*Exercise material:*
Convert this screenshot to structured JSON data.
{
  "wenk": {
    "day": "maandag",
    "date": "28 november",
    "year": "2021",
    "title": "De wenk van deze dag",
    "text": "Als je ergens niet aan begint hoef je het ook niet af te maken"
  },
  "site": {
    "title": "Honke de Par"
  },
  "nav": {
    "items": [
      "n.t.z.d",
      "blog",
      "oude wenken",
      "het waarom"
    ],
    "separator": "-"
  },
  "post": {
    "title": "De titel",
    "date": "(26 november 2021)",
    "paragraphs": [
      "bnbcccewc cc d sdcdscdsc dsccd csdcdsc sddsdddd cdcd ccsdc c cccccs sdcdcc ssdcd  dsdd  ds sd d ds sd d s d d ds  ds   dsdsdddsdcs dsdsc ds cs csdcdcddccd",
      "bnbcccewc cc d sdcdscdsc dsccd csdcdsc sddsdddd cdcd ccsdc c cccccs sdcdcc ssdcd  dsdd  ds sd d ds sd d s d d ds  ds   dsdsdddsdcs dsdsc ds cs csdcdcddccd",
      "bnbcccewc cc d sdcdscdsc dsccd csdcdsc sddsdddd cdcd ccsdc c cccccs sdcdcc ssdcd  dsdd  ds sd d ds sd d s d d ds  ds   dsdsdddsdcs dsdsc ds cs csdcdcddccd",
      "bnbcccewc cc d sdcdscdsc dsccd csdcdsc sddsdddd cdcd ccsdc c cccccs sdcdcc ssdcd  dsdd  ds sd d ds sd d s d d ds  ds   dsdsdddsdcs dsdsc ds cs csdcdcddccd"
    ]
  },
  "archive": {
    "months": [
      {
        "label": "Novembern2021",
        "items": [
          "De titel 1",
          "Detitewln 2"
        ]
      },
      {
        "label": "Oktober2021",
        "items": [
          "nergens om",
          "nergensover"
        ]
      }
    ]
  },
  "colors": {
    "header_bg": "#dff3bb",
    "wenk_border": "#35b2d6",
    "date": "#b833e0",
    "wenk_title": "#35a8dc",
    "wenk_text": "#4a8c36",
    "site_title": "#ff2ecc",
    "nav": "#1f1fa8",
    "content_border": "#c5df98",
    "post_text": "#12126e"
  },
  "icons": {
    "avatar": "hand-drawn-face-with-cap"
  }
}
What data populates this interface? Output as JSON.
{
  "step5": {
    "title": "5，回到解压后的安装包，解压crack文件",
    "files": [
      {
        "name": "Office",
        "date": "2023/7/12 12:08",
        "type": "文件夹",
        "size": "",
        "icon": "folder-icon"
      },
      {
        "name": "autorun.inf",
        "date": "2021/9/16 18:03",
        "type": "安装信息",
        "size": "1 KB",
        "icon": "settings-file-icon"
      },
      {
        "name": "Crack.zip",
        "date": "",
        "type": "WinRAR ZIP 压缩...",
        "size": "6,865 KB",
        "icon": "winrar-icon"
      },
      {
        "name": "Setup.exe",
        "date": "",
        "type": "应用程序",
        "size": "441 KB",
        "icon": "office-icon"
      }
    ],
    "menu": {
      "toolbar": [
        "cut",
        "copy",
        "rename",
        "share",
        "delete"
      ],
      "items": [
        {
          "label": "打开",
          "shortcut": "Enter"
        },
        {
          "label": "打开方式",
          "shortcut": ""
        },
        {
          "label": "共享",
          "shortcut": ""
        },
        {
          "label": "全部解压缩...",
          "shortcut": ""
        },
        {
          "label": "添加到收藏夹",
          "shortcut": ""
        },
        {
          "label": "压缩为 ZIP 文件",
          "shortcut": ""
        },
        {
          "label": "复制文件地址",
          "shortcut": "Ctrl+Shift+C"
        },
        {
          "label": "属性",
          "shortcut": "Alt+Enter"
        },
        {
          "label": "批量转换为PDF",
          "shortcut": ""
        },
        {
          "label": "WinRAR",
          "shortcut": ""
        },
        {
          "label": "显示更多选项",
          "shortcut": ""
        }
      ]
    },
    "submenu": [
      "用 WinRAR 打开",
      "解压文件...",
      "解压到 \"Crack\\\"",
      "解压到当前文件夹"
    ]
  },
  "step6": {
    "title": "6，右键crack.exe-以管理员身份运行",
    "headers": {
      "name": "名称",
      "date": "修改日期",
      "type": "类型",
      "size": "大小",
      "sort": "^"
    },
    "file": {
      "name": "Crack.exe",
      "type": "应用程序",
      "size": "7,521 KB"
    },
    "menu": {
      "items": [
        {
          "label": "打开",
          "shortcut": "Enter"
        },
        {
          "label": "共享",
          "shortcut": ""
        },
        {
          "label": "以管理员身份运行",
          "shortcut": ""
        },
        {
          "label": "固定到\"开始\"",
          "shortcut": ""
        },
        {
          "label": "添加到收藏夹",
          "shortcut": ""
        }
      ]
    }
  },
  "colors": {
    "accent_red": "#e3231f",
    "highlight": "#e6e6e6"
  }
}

*Written exercise:*
Show all lines from the listing above in which "data" appears.

*Task answer:*
Convert this screenshot to structured JSON data.
What data populates this interface? Output as JSON.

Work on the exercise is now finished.